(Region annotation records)
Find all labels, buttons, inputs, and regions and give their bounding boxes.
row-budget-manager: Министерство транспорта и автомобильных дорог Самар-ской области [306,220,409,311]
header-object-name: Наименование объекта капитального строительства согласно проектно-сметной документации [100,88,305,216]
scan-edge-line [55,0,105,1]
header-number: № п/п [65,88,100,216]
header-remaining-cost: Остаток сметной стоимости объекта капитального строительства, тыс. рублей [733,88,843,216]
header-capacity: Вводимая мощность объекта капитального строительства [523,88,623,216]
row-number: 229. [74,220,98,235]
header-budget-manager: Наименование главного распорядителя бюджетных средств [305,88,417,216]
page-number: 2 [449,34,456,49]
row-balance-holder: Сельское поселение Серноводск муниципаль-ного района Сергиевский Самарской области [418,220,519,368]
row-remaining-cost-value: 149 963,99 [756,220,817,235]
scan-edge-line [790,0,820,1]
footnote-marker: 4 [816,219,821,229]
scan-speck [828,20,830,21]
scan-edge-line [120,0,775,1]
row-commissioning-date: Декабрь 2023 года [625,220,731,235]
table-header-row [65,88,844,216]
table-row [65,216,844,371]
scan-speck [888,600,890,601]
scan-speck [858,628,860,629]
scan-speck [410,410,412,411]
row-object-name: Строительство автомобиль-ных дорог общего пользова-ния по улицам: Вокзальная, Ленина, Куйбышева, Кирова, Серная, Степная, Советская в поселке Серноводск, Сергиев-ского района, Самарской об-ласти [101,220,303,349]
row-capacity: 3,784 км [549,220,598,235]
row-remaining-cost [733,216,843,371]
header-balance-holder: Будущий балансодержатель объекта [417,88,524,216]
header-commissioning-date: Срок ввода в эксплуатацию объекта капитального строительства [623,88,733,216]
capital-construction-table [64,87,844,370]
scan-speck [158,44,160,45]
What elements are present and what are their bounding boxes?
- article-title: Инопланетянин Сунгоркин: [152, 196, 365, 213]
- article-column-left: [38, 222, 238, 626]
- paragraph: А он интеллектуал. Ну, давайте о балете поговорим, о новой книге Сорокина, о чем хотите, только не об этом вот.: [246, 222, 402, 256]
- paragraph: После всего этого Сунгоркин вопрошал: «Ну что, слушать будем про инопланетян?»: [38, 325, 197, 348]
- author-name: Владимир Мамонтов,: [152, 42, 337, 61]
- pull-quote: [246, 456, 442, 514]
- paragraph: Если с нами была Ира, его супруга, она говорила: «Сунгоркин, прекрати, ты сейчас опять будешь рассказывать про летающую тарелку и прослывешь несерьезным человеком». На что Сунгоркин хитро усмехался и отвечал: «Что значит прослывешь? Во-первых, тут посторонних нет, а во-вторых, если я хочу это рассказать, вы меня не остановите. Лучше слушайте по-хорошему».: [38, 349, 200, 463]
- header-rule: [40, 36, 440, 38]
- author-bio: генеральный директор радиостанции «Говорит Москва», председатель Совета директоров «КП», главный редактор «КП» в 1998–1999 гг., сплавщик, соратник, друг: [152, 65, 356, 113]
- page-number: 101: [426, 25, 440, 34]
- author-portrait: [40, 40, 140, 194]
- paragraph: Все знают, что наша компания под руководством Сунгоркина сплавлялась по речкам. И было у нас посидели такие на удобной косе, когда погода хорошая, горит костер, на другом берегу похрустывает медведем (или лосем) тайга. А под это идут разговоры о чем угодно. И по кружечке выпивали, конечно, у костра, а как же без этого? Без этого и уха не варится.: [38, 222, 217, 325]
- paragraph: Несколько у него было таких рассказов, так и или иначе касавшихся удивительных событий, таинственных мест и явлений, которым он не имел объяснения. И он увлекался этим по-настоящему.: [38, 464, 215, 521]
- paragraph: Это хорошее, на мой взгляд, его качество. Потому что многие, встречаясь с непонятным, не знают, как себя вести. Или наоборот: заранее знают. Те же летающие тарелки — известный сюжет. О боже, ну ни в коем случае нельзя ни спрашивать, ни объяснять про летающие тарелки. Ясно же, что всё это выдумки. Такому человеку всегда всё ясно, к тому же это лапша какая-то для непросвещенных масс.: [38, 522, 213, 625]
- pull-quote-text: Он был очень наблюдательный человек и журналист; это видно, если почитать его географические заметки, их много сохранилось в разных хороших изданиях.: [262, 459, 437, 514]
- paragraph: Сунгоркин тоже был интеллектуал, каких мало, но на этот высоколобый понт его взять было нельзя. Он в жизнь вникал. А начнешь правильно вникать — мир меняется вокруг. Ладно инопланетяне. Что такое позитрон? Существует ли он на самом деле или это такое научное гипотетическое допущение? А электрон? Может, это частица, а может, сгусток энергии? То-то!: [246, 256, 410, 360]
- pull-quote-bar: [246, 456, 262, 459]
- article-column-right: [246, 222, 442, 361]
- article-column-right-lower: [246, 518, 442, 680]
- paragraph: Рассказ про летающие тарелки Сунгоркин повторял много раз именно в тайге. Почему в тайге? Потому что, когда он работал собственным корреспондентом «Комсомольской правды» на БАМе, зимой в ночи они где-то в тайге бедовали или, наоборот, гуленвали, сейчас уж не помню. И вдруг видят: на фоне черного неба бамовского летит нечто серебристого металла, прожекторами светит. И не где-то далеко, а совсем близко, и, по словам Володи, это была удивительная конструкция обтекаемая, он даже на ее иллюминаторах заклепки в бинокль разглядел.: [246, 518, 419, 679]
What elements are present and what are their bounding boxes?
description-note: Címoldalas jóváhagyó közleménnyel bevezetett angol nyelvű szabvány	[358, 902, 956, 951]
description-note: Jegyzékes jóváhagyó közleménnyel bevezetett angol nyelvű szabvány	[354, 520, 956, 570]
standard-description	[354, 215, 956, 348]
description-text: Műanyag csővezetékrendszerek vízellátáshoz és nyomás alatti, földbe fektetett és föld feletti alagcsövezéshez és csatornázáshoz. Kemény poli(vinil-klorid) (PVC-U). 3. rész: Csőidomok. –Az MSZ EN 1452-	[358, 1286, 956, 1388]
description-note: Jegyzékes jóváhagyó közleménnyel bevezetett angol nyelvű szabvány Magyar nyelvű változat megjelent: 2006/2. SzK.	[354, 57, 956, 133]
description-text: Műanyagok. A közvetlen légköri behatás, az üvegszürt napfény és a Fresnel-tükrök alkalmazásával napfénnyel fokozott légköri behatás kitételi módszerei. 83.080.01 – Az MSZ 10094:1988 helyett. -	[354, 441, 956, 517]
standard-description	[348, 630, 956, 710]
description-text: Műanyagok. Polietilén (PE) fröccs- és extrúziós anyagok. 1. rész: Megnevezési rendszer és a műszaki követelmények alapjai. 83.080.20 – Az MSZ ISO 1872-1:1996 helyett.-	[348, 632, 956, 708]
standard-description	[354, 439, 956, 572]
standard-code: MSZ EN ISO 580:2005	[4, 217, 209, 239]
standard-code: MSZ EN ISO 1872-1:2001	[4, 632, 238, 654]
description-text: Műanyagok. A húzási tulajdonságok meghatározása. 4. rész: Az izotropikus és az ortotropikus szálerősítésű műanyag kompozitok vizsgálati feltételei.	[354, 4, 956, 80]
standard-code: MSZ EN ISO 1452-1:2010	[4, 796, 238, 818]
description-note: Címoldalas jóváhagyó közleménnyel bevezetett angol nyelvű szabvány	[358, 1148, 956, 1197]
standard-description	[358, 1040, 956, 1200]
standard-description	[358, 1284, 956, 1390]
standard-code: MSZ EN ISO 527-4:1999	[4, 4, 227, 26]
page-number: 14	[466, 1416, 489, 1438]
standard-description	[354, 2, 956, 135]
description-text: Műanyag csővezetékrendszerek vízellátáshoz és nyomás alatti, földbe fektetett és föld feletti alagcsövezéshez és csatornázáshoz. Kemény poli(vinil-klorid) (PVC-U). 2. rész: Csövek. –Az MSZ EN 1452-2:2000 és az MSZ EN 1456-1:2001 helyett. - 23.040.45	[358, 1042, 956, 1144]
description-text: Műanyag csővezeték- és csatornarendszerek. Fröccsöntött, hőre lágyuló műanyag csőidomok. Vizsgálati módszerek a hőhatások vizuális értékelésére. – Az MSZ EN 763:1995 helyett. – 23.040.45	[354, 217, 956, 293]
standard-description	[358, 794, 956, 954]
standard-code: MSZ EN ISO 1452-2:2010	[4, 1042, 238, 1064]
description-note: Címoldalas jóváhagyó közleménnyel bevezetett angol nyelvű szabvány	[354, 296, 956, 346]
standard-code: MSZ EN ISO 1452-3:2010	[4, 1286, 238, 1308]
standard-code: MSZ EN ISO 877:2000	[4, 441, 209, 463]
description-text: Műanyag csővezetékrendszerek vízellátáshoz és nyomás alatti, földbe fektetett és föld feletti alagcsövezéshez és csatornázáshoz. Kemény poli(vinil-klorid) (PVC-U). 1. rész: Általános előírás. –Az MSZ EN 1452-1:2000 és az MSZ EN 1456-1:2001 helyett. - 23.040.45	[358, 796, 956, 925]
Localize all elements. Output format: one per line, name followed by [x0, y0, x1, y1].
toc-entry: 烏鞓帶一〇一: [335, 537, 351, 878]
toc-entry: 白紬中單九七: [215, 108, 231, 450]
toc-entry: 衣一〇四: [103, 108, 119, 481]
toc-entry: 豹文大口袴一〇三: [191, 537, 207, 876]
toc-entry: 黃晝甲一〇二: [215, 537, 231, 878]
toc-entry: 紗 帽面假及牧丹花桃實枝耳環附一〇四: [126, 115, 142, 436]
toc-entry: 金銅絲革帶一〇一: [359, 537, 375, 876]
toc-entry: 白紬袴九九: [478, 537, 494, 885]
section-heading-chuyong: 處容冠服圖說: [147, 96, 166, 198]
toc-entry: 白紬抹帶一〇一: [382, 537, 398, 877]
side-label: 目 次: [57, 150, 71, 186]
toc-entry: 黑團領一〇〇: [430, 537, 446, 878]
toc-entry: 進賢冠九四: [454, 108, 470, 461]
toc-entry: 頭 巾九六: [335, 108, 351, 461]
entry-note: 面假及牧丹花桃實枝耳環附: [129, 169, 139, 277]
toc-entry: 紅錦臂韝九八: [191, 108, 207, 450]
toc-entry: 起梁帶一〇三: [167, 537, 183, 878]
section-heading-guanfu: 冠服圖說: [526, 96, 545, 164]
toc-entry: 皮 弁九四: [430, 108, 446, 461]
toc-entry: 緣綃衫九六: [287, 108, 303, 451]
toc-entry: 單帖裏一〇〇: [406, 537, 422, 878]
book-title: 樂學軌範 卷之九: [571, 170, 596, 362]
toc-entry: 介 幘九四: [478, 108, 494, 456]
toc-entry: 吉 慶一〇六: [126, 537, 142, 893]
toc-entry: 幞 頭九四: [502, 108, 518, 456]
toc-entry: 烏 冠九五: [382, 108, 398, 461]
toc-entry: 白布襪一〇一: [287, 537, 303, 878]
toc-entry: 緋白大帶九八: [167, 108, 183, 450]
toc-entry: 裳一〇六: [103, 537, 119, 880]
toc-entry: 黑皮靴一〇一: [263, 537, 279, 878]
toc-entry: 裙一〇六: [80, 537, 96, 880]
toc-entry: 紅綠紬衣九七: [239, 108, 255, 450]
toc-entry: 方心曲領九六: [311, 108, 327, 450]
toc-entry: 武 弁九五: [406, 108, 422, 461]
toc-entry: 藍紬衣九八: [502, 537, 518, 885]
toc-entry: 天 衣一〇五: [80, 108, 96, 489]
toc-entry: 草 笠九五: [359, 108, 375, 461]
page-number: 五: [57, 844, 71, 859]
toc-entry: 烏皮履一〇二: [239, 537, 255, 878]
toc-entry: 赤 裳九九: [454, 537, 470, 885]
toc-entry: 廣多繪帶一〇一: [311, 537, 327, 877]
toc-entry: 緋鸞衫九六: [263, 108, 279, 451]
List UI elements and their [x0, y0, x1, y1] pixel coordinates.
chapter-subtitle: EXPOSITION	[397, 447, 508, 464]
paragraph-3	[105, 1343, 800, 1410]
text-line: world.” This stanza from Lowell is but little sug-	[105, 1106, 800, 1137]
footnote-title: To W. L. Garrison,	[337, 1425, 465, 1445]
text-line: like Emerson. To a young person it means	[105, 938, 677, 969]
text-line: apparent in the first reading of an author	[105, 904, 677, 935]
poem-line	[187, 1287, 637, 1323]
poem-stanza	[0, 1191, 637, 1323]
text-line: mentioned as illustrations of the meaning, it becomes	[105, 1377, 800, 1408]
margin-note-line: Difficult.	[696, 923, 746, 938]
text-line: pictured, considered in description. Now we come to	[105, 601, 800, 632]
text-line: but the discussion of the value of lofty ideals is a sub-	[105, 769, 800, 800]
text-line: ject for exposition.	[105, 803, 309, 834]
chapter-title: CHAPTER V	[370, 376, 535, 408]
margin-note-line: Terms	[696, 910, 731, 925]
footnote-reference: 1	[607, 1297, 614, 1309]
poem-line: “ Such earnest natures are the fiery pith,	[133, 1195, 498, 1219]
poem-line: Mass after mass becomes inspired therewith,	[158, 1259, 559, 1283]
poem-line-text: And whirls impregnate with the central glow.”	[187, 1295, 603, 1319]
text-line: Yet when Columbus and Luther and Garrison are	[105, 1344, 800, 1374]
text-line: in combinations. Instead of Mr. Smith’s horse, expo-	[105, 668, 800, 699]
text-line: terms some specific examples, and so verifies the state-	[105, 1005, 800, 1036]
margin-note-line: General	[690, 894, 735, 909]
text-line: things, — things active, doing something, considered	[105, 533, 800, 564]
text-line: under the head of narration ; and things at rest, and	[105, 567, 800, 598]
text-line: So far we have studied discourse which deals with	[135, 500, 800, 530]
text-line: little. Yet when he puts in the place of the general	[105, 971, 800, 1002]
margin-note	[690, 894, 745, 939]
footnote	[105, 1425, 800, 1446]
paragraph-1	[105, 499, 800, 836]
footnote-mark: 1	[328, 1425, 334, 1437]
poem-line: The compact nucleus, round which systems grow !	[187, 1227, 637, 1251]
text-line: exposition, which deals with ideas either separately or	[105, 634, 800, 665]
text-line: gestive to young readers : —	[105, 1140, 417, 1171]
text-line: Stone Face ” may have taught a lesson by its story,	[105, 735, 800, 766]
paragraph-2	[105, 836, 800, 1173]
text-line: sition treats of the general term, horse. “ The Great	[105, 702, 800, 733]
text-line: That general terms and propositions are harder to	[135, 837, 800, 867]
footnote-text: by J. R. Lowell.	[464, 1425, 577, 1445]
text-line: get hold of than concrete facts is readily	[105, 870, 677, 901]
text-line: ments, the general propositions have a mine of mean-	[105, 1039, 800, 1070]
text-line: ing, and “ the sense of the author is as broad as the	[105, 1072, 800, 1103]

* WHAT IS REQUIRED *
Starting at the first line of the records and stopping after the line that contains "row-number: 229. [74,220,98,235]", write out every line unchanged.

* RESPONSE BELOW *
Find all labels, buttons, inputs, and regions and give their bounding boxes.
row-budget-manager: Министерство транспорта и автомобильных дорог Самар-ской области [306,220,409,311]
header-object-name: Наименование объекта капитального строительства согласно проектно-сметной документации [100,88,305,216]
scan-edge-line [55,0,105,1]
header-number: № п/п [65,88,100,216]
header-remaining-cost: Остаток сметной стоимости объекта капитального строительства, тыс. рублей [733,88,843,216]
header-capacity: Вводимая мощность объекта капитального строительства [523,88,623,216]
row-number: 229. [74,220,98,235]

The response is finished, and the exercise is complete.